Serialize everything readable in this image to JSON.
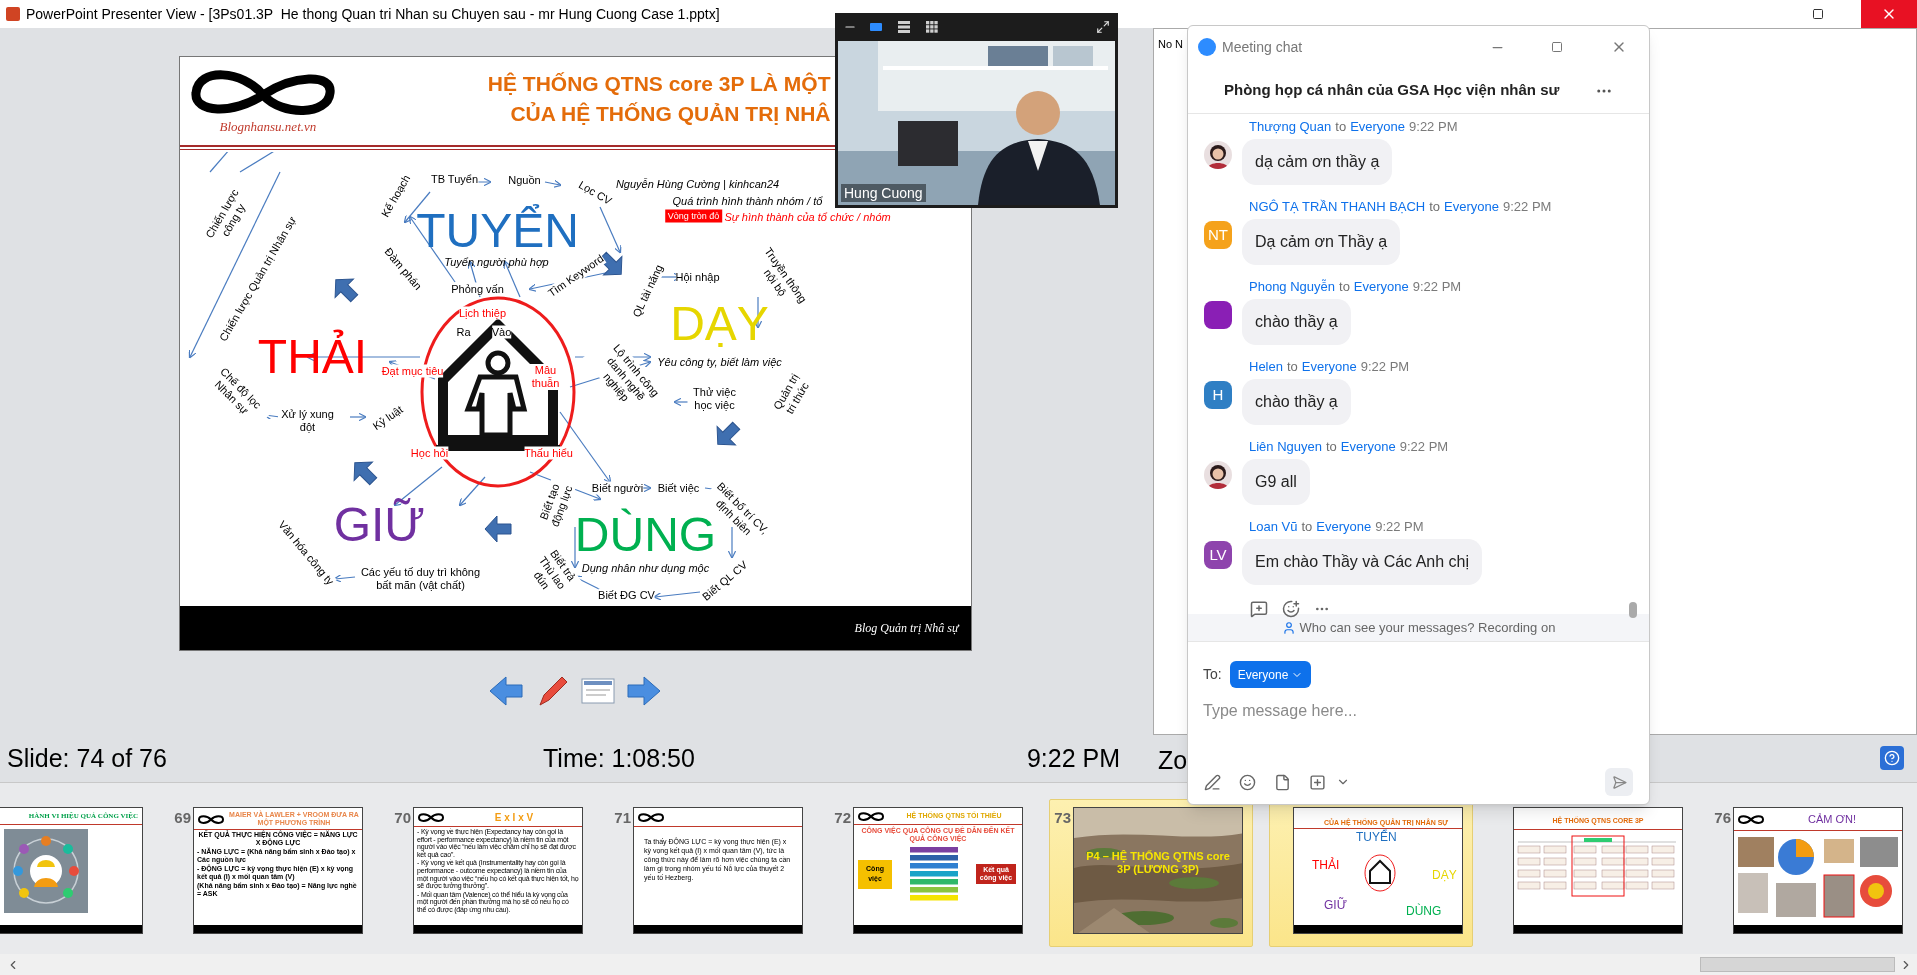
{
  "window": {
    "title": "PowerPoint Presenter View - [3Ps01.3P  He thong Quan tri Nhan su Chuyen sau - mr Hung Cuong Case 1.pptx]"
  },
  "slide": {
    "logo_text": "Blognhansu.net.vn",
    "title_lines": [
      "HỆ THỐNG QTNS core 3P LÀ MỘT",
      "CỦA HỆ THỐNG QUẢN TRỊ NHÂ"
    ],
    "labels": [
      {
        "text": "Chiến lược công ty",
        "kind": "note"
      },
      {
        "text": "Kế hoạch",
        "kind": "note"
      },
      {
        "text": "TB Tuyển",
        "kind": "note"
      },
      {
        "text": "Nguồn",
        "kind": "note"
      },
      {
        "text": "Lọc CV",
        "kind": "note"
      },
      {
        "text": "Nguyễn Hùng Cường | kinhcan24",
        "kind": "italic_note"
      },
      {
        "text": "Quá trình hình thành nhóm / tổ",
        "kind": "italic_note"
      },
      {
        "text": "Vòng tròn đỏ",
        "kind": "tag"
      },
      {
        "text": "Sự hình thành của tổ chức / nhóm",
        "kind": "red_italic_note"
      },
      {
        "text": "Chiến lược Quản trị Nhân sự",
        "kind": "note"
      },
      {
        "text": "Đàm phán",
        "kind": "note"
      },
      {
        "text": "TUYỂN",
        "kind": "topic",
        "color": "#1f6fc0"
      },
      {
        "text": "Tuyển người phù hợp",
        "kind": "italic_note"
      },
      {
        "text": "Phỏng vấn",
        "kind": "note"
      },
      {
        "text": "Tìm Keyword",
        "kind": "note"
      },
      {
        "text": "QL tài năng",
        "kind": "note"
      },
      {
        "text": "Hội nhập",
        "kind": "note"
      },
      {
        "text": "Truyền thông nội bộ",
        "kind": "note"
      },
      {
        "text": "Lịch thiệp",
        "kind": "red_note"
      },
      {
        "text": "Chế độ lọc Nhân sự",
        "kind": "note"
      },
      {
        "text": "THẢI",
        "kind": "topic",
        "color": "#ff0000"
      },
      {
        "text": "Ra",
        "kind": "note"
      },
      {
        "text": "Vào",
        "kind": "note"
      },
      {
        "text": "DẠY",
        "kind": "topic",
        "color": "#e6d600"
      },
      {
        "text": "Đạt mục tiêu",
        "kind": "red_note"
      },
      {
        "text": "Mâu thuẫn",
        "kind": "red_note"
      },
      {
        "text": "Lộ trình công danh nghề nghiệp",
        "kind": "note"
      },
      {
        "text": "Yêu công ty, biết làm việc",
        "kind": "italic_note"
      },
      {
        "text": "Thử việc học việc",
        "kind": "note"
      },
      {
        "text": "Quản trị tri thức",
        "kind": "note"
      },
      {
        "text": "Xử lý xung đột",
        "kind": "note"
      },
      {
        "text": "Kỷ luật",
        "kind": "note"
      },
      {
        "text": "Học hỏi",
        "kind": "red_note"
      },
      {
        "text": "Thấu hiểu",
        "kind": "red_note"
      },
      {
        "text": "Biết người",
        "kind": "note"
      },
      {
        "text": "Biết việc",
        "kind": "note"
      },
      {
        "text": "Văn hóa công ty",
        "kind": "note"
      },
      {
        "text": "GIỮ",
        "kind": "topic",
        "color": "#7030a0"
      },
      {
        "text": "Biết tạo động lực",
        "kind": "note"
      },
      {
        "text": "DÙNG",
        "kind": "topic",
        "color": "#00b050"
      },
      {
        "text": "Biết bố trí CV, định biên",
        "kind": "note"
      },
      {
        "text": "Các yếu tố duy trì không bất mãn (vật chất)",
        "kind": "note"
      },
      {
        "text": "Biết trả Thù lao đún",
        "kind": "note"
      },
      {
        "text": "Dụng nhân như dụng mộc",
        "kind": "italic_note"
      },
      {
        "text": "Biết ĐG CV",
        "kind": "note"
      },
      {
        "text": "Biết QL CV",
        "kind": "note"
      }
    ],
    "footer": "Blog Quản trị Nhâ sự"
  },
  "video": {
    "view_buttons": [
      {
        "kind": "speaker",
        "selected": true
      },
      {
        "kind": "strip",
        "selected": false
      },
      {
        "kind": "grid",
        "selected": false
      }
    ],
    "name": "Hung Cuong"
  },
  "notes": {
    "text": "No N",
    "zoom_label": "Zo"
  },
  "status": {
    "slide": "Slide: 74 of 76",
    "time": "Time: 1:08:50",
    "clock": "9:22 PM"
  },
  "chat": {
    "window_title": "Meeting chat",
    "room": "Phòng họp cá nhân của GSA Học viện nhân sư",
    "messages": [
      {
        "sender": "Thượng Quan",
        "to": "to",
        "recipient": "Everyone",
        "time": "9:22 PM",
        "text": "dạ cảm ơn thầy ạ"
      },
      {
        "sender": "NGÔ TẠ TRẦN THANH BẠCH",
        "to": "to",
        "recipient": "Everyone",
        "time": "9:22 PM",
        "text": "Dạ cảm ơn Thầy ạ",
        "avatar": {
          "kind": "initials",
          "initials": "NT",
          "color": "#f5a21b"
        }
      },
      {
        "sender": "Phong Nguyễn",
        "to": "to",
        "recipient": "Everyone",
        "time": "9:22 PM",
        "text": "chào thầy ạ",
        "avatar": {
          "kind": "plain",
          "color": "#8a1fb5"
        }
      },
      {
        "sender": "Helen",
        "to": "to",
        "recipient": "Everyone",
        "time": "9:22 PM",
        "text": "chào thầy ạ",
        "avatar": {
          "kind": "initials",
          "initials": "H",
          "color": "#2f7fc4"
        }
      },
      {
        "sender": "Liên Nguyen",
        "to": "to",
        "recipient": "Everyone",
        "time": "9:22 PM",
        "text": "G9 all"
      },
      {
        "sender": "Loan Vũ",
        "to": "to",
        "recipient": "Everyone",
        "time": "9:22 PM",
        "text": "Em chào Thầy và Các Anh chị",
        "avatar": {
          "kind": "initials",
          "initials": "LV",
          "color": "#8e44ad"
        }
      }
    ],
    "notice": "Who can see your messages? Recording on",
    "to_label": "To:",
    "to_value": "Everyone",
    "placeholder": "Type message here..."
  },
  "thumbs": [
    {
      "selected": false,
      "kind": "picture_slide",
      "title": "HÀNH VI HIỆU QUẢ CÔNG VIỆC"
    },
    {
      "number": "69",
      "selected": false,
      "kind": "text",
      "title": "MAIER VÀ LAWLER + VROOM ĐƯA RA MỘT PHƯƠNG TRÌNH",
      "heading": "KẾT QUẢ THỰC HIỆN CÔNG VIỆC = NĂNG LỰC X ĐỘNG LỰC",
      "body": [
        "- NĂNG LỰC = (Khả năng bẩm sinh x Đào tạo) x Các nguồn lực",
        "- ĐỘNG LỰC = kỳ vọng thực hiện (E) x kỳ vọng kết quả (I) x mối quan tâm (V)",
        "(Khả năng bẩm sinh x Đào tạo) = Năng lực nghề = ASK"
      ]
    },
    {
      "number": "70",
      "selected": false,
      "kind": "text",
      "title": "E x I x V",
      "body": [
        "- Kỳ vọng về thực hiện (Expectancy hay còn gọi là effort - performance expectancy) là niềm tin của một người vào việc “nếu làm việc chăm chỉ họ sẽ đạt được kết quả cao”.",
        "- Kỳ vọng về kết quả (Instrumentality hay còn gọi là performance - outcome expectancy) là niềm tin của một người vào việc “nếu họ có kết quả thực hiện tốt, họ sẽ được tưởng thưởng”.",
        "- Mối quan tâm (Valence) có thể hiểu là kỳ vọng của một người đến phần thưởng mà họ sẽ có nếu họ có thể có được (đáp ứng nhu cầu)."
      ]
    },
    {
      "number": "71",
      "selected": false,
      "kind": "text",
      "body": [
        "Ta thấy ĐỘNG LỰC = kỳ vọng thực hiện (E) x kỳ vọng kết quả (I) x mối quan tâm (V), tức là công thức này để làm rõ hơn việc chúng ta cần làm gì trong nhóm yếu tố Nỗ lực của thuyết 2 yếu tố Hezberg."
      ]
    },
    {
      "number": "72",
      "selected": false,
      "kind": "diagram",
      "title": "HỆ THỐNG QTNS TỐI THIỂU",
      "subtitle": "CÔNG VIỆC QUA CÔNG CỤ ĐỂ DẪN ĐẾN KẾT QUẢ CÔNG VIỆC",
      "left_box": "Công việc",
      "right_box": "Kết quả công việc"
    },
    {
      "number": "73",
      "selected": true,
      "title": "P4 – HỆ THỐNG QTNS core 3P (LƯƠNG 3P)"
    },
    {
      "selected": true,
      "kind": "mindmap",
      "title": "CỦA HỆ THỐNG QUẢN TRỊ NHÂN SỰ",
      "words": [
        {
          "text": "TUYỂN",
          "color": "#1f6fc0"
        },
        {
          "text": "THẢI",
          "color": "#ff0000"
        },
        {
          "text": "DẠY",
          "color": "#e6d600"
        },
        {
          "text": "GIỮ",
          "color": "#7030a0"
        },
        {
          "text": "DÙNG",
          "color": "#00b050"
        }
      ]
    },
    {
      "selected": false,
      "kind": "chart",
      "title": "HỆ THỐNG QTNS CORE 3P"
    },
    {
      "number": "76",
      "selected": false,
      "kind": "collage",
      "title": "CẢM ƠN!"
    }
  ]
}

Short task:
Using the records above, copy each line that contains "number".

Final result:
      "number": "69",
      "number": "70",
      "number": "71",
      "number": "72",
      "number": "73",
      "number": "76",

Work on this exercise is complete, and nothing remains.